(Dataset entries)
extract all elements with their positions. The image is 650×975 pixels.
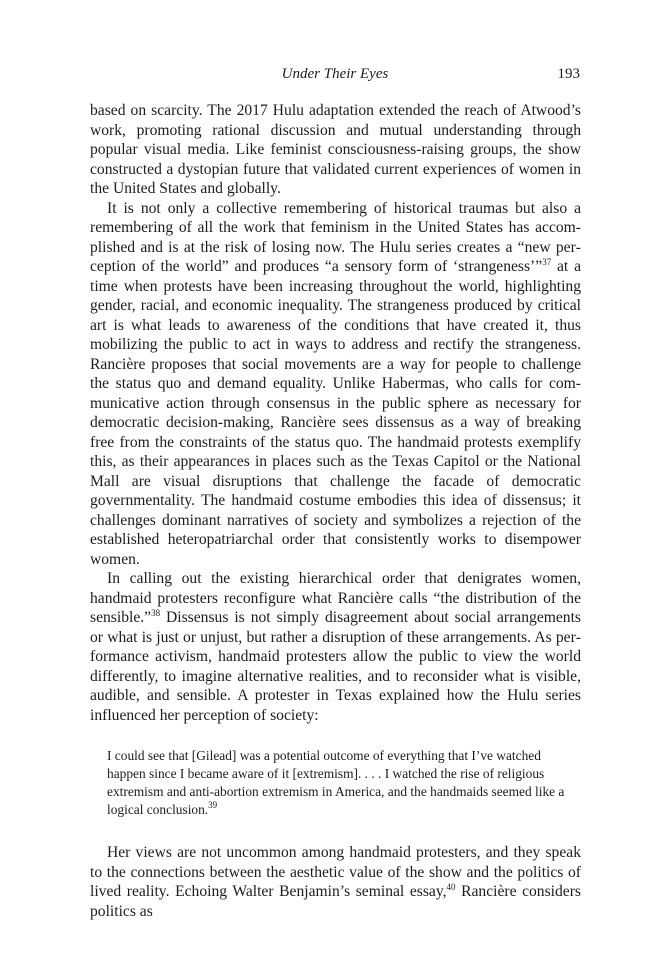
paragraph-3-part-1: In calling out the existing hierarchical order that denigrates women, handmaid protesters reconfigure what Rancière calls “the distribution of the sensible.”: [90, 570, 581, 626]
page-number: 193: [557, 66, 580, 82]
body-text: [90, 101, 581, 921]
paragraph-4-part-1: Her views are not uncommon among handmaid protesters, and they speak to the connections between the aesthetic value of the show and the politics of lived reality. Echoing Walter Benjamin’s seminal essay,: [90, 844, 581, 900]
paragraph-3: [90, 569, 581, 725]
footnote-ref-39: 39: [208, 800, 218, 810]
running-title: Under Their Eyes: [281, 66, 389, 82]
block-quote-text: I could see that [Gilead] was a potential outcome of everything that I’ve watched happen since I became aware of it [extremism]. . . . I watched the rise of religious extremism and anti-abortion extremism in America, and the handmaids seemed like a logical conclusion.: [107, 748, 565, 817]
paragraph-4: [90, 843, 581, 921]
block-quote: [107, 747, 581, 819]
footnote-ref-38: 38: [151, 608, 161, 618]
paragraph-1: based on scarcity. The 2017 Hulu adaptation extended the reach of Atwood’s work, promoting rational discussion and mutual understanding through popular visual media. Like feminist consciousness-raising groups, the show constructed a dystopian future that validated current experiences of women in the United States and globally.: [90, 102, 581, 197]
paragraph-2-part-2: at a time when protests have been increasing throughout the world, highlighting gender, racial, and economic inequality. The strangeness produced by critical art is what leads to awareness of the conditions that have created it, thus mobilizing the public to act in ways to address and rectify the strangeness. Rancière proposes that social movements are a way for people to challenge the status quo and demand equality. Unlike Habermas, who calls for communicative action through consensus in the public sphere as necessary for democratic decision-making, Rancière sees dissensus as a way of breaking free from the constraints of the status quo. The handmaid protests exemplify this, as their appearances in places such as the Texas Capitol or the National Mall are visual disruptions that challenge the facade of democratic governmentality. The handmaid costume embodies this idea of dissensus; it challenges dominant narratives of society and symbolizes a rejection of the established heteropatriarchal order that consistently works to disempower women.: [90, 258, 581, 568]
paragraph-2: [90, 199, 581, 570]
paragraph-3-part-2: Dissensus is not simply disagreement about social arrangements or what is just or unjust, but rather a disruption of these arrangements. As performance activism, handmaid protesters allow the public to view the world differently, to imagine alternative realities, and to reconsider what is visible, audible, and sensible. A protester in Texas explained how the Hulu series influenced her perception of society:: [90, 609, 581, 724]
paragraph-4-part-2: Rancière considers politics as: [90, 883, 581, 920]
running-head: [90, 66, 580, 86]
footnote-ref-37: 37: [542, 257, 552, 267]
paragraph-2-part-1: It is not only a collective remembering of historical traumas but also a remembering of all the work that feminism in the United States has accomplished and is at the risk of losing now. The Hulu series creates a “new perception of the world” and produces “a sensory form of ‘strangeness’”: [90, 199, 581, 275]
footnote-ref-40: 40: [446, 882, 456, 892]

## [Required action]
Could you output the lines above exactly, with no pictures included?

## [Finished exercise]
extract all elements with their positions. The image is 650×975 pixels.
paragraph-3-part-1: In calling out the existing hierarchical order that denigrates women, handmaid protesters reconfigure what Rancière calls “the distribution of the sensible.”: [90, 570, 581, 626]
page-number: 193: [557, 66, 580, 82]
body-text: [90, 101, 581, 921]
paragraph-4-part-1: Her views are not uncommon among handmaid protesters, and they speak to the connections between the aesthetic value of the show and the politics of lived reality. Echoing Walter Benjamin’s seminal essay,: [90, 844, 581, 900]
paragraph-3: [90, 569, 581, 725]
footnote-ref-39: 39: [208, 800, 218, 810]
running-title: Under Their Eyes: [281, 66, 389, 82]
block-quote-text: I could see that [Gilead] was a potential outcome of everything that I’ve watched happen since I became aware of it [extremism]. . . . I watched the rise of religious extremism and anti-abortion extremism in America, and the handmaids seemed like a logical conclusion.: [107, 748, 565, 817]
paragraph-4: [90, 843, 581, 921]
block-quote: [107, 747, 581, 819]
footnote-ref-38: 38: [151, 608, 161, 618]
paragraph-1: based on scarcity. The 2017 Hulu adaptation extended the reach of Atwood’s work, promoting rational discussion and mutual understanding through popular visual media. Like feminist consciousness-raising groups, the show constructed a dystopian future that validated current experiences of women in the United States and globally.: [90, 102, 581, 197]
paragraph-2-part-2: at a time when protests have been increasing throughout the world, highlighting gender, racial, and economic inequality. The strangeness produced by critical art is what leads to awareness of the conditions that have created it, thus mobilizing the public to act in ways to address and rectify the strangeness. Rancière proposes that social movements are a way for people to challenge the status quo and demand equality. Unlike Habermas, who calls for communicative action through consensus in the public sphere as necessary for democratic decision-making, Rancière sees dissensus as a way of breaking free from the constraints of the status quo. The handmaid protests exemplify this, as their appearances in places such as the Texas Capitol or the National Mall are visual disruptions that challenge the facade of democratic governmentality. The handmaid costume embodies this idea of dissensus; it challenges dominant narratives of society and symbolizes a rejection of the established heteropatriarchal order that consistently works to disempower women.: [90, 258, 581, 568]
paragraph-2: [90, 199, 581, 570]
paragraph-3-part-2: Dissensus is not simply disagreement about social arrangements or what is just or unjust, but rather a disruption of these arrangements. As performance activism, handmaid protesters allow the public to view the world differently, to imagine alternative realities, and to reconsider what is visible, audible, and sensible. A protester in Texas explained how the Hulu series influenced her perception of society:: [90, 609, 581, 724]
paragraph-4-part-2: Rancière considers politics as: [90, 883, 581, 920]
running-head: [90, 66, 580, 86]
footnote-ref-37: 37: [542, 257, 552, 267]
paragraph-2-part-1: It is not only a collective remembering of historical traumas but also a remembering of all the work that feminism in the United States has accomplished and is at the risk of losing now. The Hulu series creates a “new perception of the world” and produces “a sensory form of ‘strangeness’”: [90, 199, 581, 275]
footnote-ref-40: 40: [446, 882, 456, 892]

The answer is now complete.